> Your objective:
Restate the full set of records exactly, without adding or dropping a word.
# # # # #
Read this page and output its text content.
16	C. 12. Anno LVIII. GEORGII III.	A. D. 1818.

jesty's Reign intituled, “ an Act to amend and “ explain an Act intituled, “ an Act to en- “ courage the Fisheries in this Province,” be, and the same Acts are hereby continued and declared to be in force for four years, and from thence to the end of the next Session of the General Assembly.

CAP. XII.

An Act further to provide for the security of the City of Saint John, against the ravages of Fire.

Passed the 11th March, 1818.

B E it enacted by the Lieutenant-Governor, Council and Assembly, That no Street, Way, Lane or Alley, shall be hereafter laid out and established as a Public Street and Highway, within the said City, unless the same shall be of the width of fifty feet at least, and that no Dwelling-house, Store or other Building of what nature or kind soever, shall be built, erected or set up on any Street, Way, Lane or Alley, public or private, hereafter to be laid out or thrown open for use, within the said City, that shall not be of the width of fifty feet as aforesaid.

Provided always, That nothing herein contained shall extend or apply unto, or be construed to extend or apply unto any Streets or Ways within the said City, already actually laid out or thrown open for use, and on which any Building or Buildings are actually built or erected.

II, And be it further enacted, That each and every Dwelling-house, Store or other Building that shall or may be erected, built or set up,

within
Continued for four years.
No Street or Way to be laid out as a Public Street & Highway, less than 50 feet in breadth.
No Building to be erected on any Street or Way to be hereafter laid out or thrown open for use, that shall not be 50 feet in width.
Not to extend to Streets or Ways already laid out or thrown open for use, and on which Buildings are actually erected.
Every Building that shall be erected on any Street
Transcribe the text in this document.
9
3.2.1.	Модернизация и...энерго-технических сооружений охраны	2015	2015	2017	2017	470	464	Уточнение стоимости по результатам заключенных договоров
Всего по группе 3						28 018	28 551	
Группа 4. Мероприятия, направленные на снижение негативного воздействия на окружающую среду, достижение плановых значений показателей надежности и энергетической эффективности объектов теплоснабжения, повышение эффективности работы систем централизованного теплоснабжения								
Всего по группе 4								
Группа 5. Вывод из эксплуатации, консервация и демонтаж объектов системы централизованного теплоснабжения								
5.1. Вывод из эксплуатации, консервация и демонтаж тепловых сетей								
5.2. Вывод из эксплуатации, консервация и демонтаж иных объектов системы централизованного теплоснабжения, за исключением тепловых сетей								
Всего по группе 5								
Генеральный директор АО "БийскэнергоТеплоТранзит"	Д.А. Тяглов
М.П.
# # # # #
> Solution to the exercise:
Read this page and output its text content.
16	C. 12. Anno LVIII. GEORGII III.	A. D. 1818.

jesty's Reign intituled, “ an Act to amend and “ explain an Act intituled, “ an Act to en- “ courage the Fisheries in this Province,” be, and the same Acts are hereby continued and declared to be in force for four years, and from thence to the end of the next Session of the General Assembly.

CAP. XII.

An Act further to provide for the security of the City of Saint John, against the ravages of Fire.

Passed the 11th March, 1818.

B E it enacted by the Lieutenant-Governor, Council and Assembly, That no Street, Way, Lane or Alley, shall be hereafter laid out and established as a Public Street and Highway, within the said City, unless the same shall be of the width of fifty feet at least, and that no Dwelling-house, Store or other Building of what nature or kind soever, shall be built, erected or set up on any Street, Way, Lane or Alley, public or private, hereafter to be laid out or thrown open for use, within the said City, that shall not be of the width of fifty feet as aforesaid.

Provided always, That nothing herein contained shall extend or apply unto, or be construed to extend or apply unto any Streets or Ways within the said City, already actually laid out or thrown open for use, and on which any Building or Buildings are actually built or erected.

II, And be it further enacted, That each and every Dwelling-house, Store or other Building that shall or may be erected, built or set up,

within
Continued for four years.
No Street or Way to be laid out as a Public Street & Highway, less than 50 feet in breadth.
No Building to be erected on any Street or Way to be hereafter laid out or thrown open for use, that shall not be 50 feet in width.
Not to extend to Streets or Ways already laid out or thrown open for use, and on which Buildings are actually erected.
Every Building that shall be erected on any Street
Transcribe the text in this document.
9
3.2.1.	Модернизация и...энерго-технических сооружений охраны	2015	2015	2017	2017	470	464	Уточнение стоимости по результатам заключенных договоров
Всего по группе 3						28 018	28 551	
Группа 4. Мероприятия, направленные на снижение негативного воздействия на окружающую среду, достижение плановых значений показателей надежности и энергетической эффективности объектов теплоснабжения, повышение эффективности работы систем централизованного теплоснабжения								
Всего по группе 4								
Группа 5. Вывод из эксплуатации, консервация и демонтаж объектов системы централизованного теплоснабжения								
5.1. Вывод из эксплуатации, консервация и демонтаж тепловых сетей								
5.2. Вывод из эксплуатации, консервация и демонтаж иных объектов системы централизованного теплоснабжения, за исключением тепловых сетей								
Всего по группе 5								
Генеральный директор АО "БийскэнергоТеплоТранзит"	Д.А. Тяглов
М.П.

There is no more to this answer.